**Written exercise a:**
Duplicate the listing exactly, starting at its first line and ending at the line that contains "All items <box>177 228 185 233</box>". Include both of those lines.

**Passage to read:**
★ ★ ★ ★ ★

Because some people here are more informed, they would prefer to stay away from such hacked companies, investing and shopping-wise - better safe than sorry and besides plenty of choices (companies) to invest and shop. However, it does not prevent those who remain informed to start or continue to invest and shop at those known hacked companies, nothing wrong in doing this either. :biggrin:


----------



## fraser (May 15, 2010)

I worked in the IT area for many years. Companies do not publicize this information. Only a tiny proportion of those organizations that get hacked make it to the news.

Chances are very good that if you hold a diverse portfolio you have invested in a company that has been hacked. Just how it is today.


----------



## Beaver101 (Nov 14, 2011)

fraser said:


> I worked in the IT area for many years. Companies do not publicize this information. * Only a tiny proportion of those organizations that get hacked make it to the news.*
> 
> *Chances are very good that if you hold a diverse portfolio you have invested in a company that has been hacked. Just how it is today*.


 ... of course, even government organizations get hacked, like contagion. But it doesn't mean we just throw our hands up and say "here's more money/business to/for you".


----------



## MrMatt (Dec 21, 2011)

Beaver101 said:


> ... of course, even government organizations get hacked, like contagion. But it doesn't mean we just throw our hands up and say "here's more money/business to/for you".


Beaver, your opinion confuses me.
You think that organizations that are honest and ethical by disclosing breaches are somehow riskier or less deserving of companies than companies that hide the exact same data?

I'd hope that more informed investors understand that disclosed security breaches aren't necessarily a result of anything being done wrong. A culture of disclosure is something that actually improves security. Many computer companies have resisted patching security holes until they are well known.
Secrecy wrt security is the PROBLEM, not the actual security failures.


----------



## Beaver101 (Nov 14, 2011)

MrMatt said:


> Beaver, your opinion confuses me.


 ... that's okay as said before, don't let me prevent you from investing and shopping at these hacked companies, disclosed or not.

★ ★ ★ ★ ★

**Input material:**
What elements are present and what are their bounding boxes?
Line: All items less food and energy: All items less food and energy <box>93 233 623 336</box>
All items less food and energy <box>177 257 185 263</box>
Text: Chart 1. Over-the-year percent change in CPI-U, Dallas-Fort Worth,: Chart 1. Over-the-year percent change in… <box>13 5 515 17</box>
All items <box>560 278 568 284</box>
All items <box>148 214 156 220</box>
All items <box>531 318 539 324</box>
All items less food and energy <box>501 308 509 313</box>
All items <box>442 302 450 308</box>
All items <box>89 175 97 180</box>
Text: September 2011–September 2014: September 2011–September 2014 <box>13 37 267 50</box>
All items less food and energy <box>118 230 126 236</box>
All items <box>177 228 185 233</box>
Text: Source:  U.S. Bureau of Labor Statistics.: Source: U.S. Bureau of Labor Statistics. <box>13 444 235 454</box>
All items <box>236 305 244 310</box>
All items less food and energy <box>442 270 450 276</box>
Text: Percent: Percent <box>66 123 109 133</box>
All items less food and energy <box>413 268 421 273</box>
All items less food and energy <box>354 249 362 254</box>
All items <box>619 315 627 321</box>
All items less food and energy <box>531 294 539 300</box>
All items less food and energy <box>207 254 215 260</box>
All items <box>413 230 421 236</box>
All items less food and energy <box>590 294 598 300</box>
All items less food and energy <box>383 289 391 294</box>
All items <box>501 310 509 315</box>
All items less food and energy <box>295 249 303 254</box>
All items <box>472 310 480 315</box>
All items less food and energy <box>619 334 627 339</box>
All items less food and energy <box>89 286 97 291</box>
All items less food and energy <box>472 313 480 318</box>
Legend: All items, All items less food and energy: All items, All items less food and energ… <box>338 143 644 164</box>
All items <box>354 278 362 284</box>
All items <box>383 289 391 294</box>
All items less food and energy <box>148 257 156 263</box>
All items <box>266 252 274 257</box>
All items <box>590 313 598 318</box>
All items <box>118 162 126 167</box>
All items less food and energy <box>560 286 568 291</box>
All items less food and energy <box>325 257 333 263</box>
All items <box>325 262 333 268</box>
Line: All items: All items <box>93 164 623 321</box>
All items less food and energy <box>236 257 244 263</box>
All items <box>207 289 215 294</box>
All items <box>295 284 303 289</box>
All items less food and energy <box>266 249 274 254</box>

★ ★ ★ ★ ★

**Written exercise b:**
Pick up the forum thread about investing in hacked companies and continue it from where it stops.

**Written answer a:**
What elements are present and what are their bounding boxes?
Line: All items less food and energy: All items less food and energy <box>93 233 623 336</box>
All items less food and energy <box>177 257 185 263</box>
Text: Chart 1. Over-the-year percent change in CPI-U, Dallas-Fort Worth,: Chart 1. Over-the-year percent change in… <box>13 5 515 17</box>
All items <box>560 278 568 284</box>
All items <box>148 214 156 220</box>
All items <box>531 318 539 324</box>
All items less food and energy <box>501 308 509 313</box>
All items <box>442 302 450 308</box>
All items <box>89 175 97 180</box>
Text: September 2011–September 2014: September 2011–September 2014 <box>13 37 267 50</box>
All items less food and energy <box>118 230 126 236</box>
All items <box>177 228 185 233</box>

**Written answer b:**
> You think that organizations that are honest and ethical by disclosing breaches are somehow riskier or less deserving of companies than companies that hide the exact same data?


 .. I didn't say that, you're saying it ... as I mentioned above, hacking is like a contagion and no company or even governments are immune to it.



> I'd hope that more informed investors understand that disclosed security breaches aren't necessarily a result of anything being done wrong. A culture of disclosure is something that actually improves security. Many computer companies have resisted patching security holes until they are well known.
> Secrecy wrt security is the PROBLEM, not the actual security failures.


 ... that's what I was referencing in my very first post #2 -


> ... The question I would ask is how serious is management being about the hack and its cyber-security? Perception do count also.


 and see comment in my subsequent post #13 about the fix occurring some 7 or 8 months later. And in the meantime, hundreds, if not thousands of shoppers' cc/IDs were being compromised. So should the company be rewarded with more business when they do fix the patch eventually? It's really up to the consumer to decide, you and me.


----------



## ohsmarketing (Mar 24, 2015)

It is really hard to invest on those company which is hacked earlier.But that company makes you famous worldwide .I completely think different from others.If we have faced something bad in our past so it doesn't mean we should shop trying.Research properly what are the lacking and weak point and work upon that and then give a proper make over and invest on those company.Just live in the present .Forget about past and future.


----------



## LBCfan (Jan 13, 2011)

Depends a lot on what was 'grabbed' by the hackers. Home Depot lost a lot of credit card numbers. That could be a bit a a liability. POT lost some internal documents. Is there a difference?


----------



## realestateongabriola (Mar 24, 2015)

No one wants to invest in the company like that but business is like a gambling if you want success you have to do thing which is of higher risk might that gives you the success story of the life.


----------



## fraser (May 15, 2010)

Exactly how could you confirm that a company you wanted to invest in, say ABC Inc. had been hacked...or had not been hacked?

Unless it involved credit cards and the news you would never know. So what about all those companies who do not deal with the public. Alcan for instance. Do you know for sure if they have or have not been hacked? And why would they even make it public if they had?

They would not.


----------



## MrMatt (Dec 21, 2011)

ohsmarketing said:


> It is really hard to invest on those company which is hacked earlier.


Since almost every major company HAS been the victim of hacking or fraud at some level, there really aren't any unhacked companies left.

Can you identify which company is left that you are investing in? Are you sure they haven't been "hacked"?


----------



## bobsander (Aug 4, 2015)

no, i would not! It is just too risky!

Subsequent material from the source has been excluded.